**SUPPLIED RECORDS:**
--------

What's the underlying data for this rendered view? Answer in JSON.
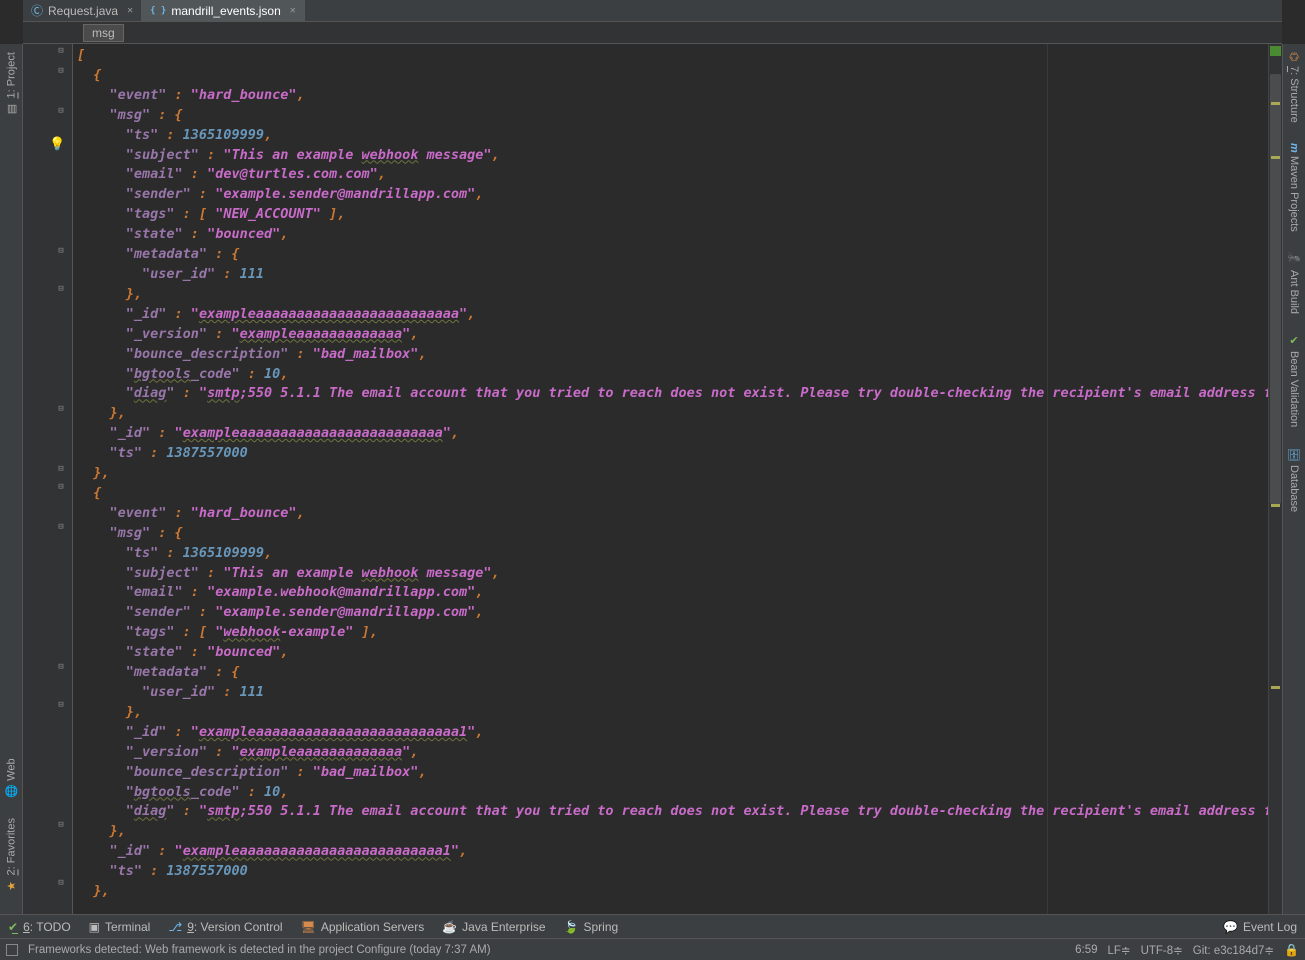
{
  "tabs": [
    {
      "label": "Request.java",
      "active": false,
      "icon": "C"
    },
    {
      "label": "mandrill_events.json",
      "active": true,
      "icon": "JSON"
    }
  ],
  "breadcrumb": "msg",
  "left_tools": {
    "project": {
      "num": "1",
      "label": "Project"
    },
    "web": "Web",
    "favorites": {
      "num": "2",
      "label": "Favorites"
    }
  },
  "right_tools": {
    "structure": {
      "num": "7",
      "label": "Structure"
    },
    "maven": "Maven Projects",
    "ant": "Ant Build",
    "bean": "Bean Validation",
    "database": "Database"
  },
  "code": {
    "l01": "[",
    "l02": "  {",
    "l03a": "    \"event\"",
    "l03b": " : ",
    "l03c": "\"hard_bounce\"",
    "l03d": ",",
    "l04a": "    \"msg\"",
    "l04b": " : {",
    "l05a": "      \"ts\"",
    "l05b": " : ",
    "l05c": "1365109999",
    "l05d": ",",
    "l06a": "      \"subject\"",
    "l06b": " : ",
    "l06c": "\"This an example ",
    "l06d": "webhook",
    "l06e": " message\"",
    "l06f": ",",
    "l07a": "      \"email\"",
    "l07b": " : ",
    "l07c": "\"dev@turtles.com.com\"",
    "l07d": ",",
    "l08a": "      \"sender\"",
    "l08b": " : ",
    "l08c": "\"example.sender@mandrillapp.com\"",
    "l08d": ",",
    "l09a": "      \"tags\"",
    "l09b": " : [ ",
    "l09c": "\"NEW_ACCOUNT\"",
    "l09d": " ],",
    "l10a": "      \"state\"",
    "l10b": " : ",
    "l10c": "\"bounced\"",
    "l10d": ",",
    "l11a": "      \"metadata\"",
    "l11b": " : {",
    "l12a": "        \"user_id\"",
    "l12b": " : ",
    "l12c": "111",
    "l13": "      },",
    "l14a": "      \"_id\"",
    "l14b": " : ",
    "l14c": "\"",
    "l14d": "exampleaaaaaaaaaaaaaaaaaaaaaaaaa",
    "l14e": "\"",
    "l14f": ",",
    "l15a": "      \"_version\"",
    "l15b": " : ",
    "l15c": "\"",
    "l15d": "exampleaaaaaaaaaaaaa",
    "l15e": "\"",
    "l15f": ",",
    "l16a": "      \"bounce_description\"",
    "l16b": " : ",
    "l16c": "\"bad_mailbox\"",
    "l16d": ",",
    "l17a": "      \"",
    "l17b": "bgtools",
    "l17c": "_code\"",
    "l17d": " : ",
    "l17e": "10",
    "l17f": ",",
    "l18a": "      \"",
    "l18b": "diag",
    "l18c": "\"",
    "l18d": " : ",
    "l18e": "\"",
    "l18f": "smtp",
    "l18g": ";550 5.1.1 The email account that you tried to reach does not exist. Please try double-checking the recipient's email address f",
    "l19": "    },",
    "l20a": "    \"_id\"",
    "l20b": " : ",
    "l20c": "\"",
    "l20d": "exampleaaaaaaaaaaaaaaaaaaaaaaaaa",
    "l20e": "\"",
    "l20f": ",",
    "l21a": "    \"ts\"",
    "l21b": " : ",
    "l21c": "1387557000",
    "l22": "  },",
    "l23": "  {",
    "l24a": "    \"event\"",
    "l24b": " : ",
    "l24c": "\"hard_bounce\"",
    "l24d": ",",
    "l25a": "    \"msg\"",
    "l25b": " : {",
    "l26a": "      \"ts\"",
    "l26b": " : ",
    "l26c": "1365109999",
    "l26d": ",",
    "l27a": "      \"subject\"",
    "l27b": " : ",
    "l27c": "\"This an example ",
    "l27d": "webhook",
    "l27e": " message\"",
    "l27f": ",",
    "l28a": "      \"email\"",
    "l28b": " : ",
    "l28c": "\"example.webhook@mandrillapp.com\"",
    "l28d": ",",
    "l29a": "      \"sender\"",
    "l29b": " : ",
    "l29c": "\"example.sender@mandrillapp.com\"",
    "l29d": ",",
    "l30a": "      \"tags\"",
    "l30b": " : [ ",
    "l30c": "\"",
    "l30d": "webhook",
    "l30e": "-example\"",
    "l30f": " ],",
    "l31a": "      \"state\"",
    "l31b": " : ",
    "l31c": "\"bounced\"",
    "l31d": ",",
    "l32a": "      \"metadata\"",
    "l32b": " : {",
    "l33a": "        \"user_id\"",
    "l33b": " : ",
    "l33c": "111",
    "l34": "      },",
    "l35a": "      \"_id\"",
    "l35b": " : ",
    "l35c": "\"",
    "l35d": "exampleaaaaaaaaaaaaaaaaaaaaaaaaa1",
    "l35e": "\"",
    "l35f": ",",
    "l36a": "      \"_version\"",
    "l36b": " : ",
    "l36c": "\"",
    "l36d": "exampleaaaaaaaaaaaaa",
    "l36e": "\"",
    "l36f": ",",
    "l37a": "      \"bounce_description\"",
    "l37b": " : ",
    "l37c": "\"bad_mailbox\"",
    "l37d": ",",
    "l38a": "      \"",
    "l38b": "bgtools",
    "l38c": "_code\"",
    "l38d": " : ",
    "l38e": "10",
    "l38f": ",",
    "l39a": "      \"",
    "l39b": "diag",
    "l39c": "\"",
    "l39d": " : ",
    "l39e": "\"",
    "l39f": "smtp",
    "l39g": ";550 5.1.1 The email account that you tried to reach does not exist. Please try double-checking the recipient's email address f",
    "l40": "    },",
    "l41a": "    \"_id\"",
    "l41b": " : ",
    "l41c": "\"",
    "l41d": "exampleaaaaaaaaaaaaaaaaaaaaaaaaa1",
    "l41e": "\"",
    "l41f": ",",
    "l42a": "    \"ts\"",
    "l42b": " : ",
    "l42c": "1387557000",
    "l43": "  },"
  },
  "bottom": {
    "todo_num": "6",
    "todo": "TODO",
    "terminal": "Terminal",
    "vc_num": "9",
    "vc": "Version Control",
    "appservers": "Application Servers",
    "javaee": "Java Enterprise",
    "spring": "Spring",
    "eventlog": "Event Log"
  },
  "status": {
    "msg": "Frameworks detected: Web framework is detected in the project Configure (today 7:37 AM)",
    "pos": "6:59",
    "le": "LF≑",
    "enc": "UTF-8≑",
    "git": "Git: e3c184d7≑"
  }
}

--------

**REQUEST:** Output every entry word for word, but omit the pictures.

**OUTPUT OF THE EXERCISE:**
What's the underlying data for this rendered view? Answer in JSON.
{
  "tabs": [
    {
      "label": "Request.java",
      "active": false,
      "icon": "C"
    },
    {
      "label": "mandrill_events.json",
      "active": true,
      "icon": "JSON"
    }
  ],
  "breadcrumb": "msg",
  "left_tools": {
    "project": {
      "num": "1",
      "label": "Project"
    },
    "web": "Web",
    "favorites": {
      "num": "2",
      "label": "Favorites"
    }
  },
  "right_tools": {
    "structure": {
      "num": "7",
      "label": "Structure"
    },
    "maven": "Maven Projects",
    "ant": "Ant Build",
    "bean": "Bean Validation",
    "database": "Database"
  },
  "code": {
    "l01": "[",
    "l02": "  {",
    "l03a": "    \"event\"",
    "l03b": " : ",
    "l03c": "\"hard_bounce\"",
    "l03d": ",",
    "l04a": "    \"msg\"",
    "l04b": " : {",
    "l05a": "      \"ts\"",
    "l05b": " : ",
    "l05c": "1365109999",
    "l05d": ",",
    "l06a": "      \"subject\"",
    "l06b": " : ",
    "l06c": "\"This an example ",
    "l06d": "webhook",
    "l06e": " message\"",
    "l06f": ",",
    "l07a": "      \"email\"",
    "l07b": " : ",
    "l07c": "\"dev@turtles.com.com\"",
    "l07d": ",",
    "l08a": "      \"sender\"",
    "l08b": " : ",
    "l08c": "\"example.sender@mandrillapp.com\"",
    "l08d": ",",
    "l09a": "      \"tags\"",
    "l09b": " : [ ",
    "l09c": "\"NEW_ACCOUNT\"",
    "l09d": " ],",
    "l10a": "      \"state\"",
    "l10b": " : ",
    "l10c": "\"bounced\"",
    "l10d": ",",
    "l11a": "      \"metadata\"",
    "l11b": " : {",
    "l12a": "        \"user_id\"",
    "l12b": " : ",
    "l12c": "111",
    "l13": "      },",
    "l14a": "      \"_id\"",
    "l14b": " : ",
    "l14c": "\"",
    "l14d": "exampleaaaaaaaaaaaaaaaaaaaaaaaaa",
    "l14e": "\"",
    "l14f": ",",
    "l15a": "      \"_version\"",
    "l15b": " : ",
    "l15c": "\"",
    "l15d": "exampleaaaaaaaaaaaaa",
    "l15e": "\"",
    "l15f": ",",
    "l16a": "      \"bounce_description\"",
    "l16b": " : ",
    "l16c": "\"bad_mailbox\"",
    "l16d": ",",
    "l17a": "      \"",
    "l17b": "bgtools",
    "l17c": "_code\"",
    "l17d": " : ",
    "l17e": "10",
    "l17f": ",",
    "l18a": "      \"",
    "l18b": "diag",
    "l18c": "\"",
    "l18d": " : ",
    "l18e": "\"",
    "l18f": "smtp",
    "l18g": ";550 5.1.1 The email account that you tried to reach does not exist. Please try double-checking the recipient's email address f",
    "l19": "    },",
    "l20a": "    \"_id\"",
    "l20b": " : ",
    "l20c": "\"",
    "l20d": "exampleaaaaaaaaaaaaaaaaaaaaaaaaa",
    "l20e": "\"",
    "l20f": ",",
    "l21a": "    \"ts\"",
    "l21b": " : ",
    "l21c": "1387557000",
    "l22": "  },",
    "l23": "  {",
    "l24a": "    \"event\"",
    "l24b": " : ",
    "l24c": "\"hard_bounce\"",
    "l24d": ",",
    "l25a": "    \"msg\"",
    "l25b": " : {",
    "l26a": "      \"ts\"",
    "l26b": " : ",
    "l26c": "1365109999",
    "l26d": ",",
    "l27a": "      \"subject\"",
    "l27b": " : ",
    "l27c": "\"This an example ",
    "l27d": "webhook",
    "l27e": " message\"",
    "l27f": ",",
    "l28a": "      \"email\"",
    "l28b": " : ",
    "l28c": "\"example.webhook@mandrillapp.com\"",
    "l28d": ",",
    "l29a": "      \"sender\"",
    "l29b": " : ",
    "l29c": "\"example.sender@mandrillapp.com\"",
    "l29d": ",",
    "l30a": "      \"tags\"",
    "l30b": " : [ ",
    "l30c": "\"",
    "l30d": "webhook",
    "l30e": "-example\"",
    "l30f": " ],",
    "l31a": "      \"state\"",
    "l31b": " : ",
    "l31c": "\"bounced\"",
    "l31d": ",",
    "l32a": "      \"metadata\"",
    "l32b": " : {",
    "l33a": "        \"user_id\"",
    "l33b": " : ",
    "l33c": "111",
    "l34": "      },",
    "l35a": "      \"_id\"",
    "l35b": " : ",
    "l35c": "\"",
    "l35d": "exampleaaaaaaaaaaaaaaaaaaaaaaaaa1",
    "l35e": "\"",
    "l35f": ",",
    "l36a": "      \"_version\"",
    "l36b": " : ",
    "l36c": "\"",
    "l36d": "exampleaaaaaaaaaaaaa",
    "l36e": "\"",
    "l36f": ",",
    "l37a": "      \"bounce_description\"",
    "l37b": " : ",
    "l37c": "\"bad_mailbox\"",
    "l37d": ",",
    "l38a": "      \"",
    "l38b": "bgtools",
    "l38c": "_code\"",
    "l38d": " : ",
    "l38e": "10",
    "l38f": ",",
    "l39a": "      \"",
    "l39b": "diag",
    "l39c": "\"",
    "l39d": " : ",
    "l39e": "\"",
    "l39f": "smtp",
    "l39g": ";550 5.1.1 The email account that you tried to reach does not exist. Please try double-checking the recipient's email address f",
    "l40": "    },",
    "l41a": "    \"_id\"",
    "l41b": " : ",
    "l41c": "\"",
    "l41d": "exampleaaaaaaaaaaaaaaaaaaaaaaaaa1",
    "l41e": "\"",
    "l41f": ",",
    "l42a": "    \"ts\"",
    "l42b": " : ",
    "l42c": "1387557000",
    "l43": "  },"
  },
  "bottom": {
    "todo_num": "6",
    "todo": "TODO",
    "terminal": "Terminal",
    "vc_num": "9",
    "vc": "Version Control",
    "appservers": "Application Servers",
    "javaee": "Java Enterprise",
    "spring": "Spring",
    "eventlog": "Event Log"
  },
  "status": {
    "msg": "Frameworks detected: Web framework is detected in the project Configure (today 7:37 AM)",
    "pos": "6:59",
    "le": "LF≑",
    "enc": "UTF-8≑",
    "git": "Git: e3c184d7≑"
  }
}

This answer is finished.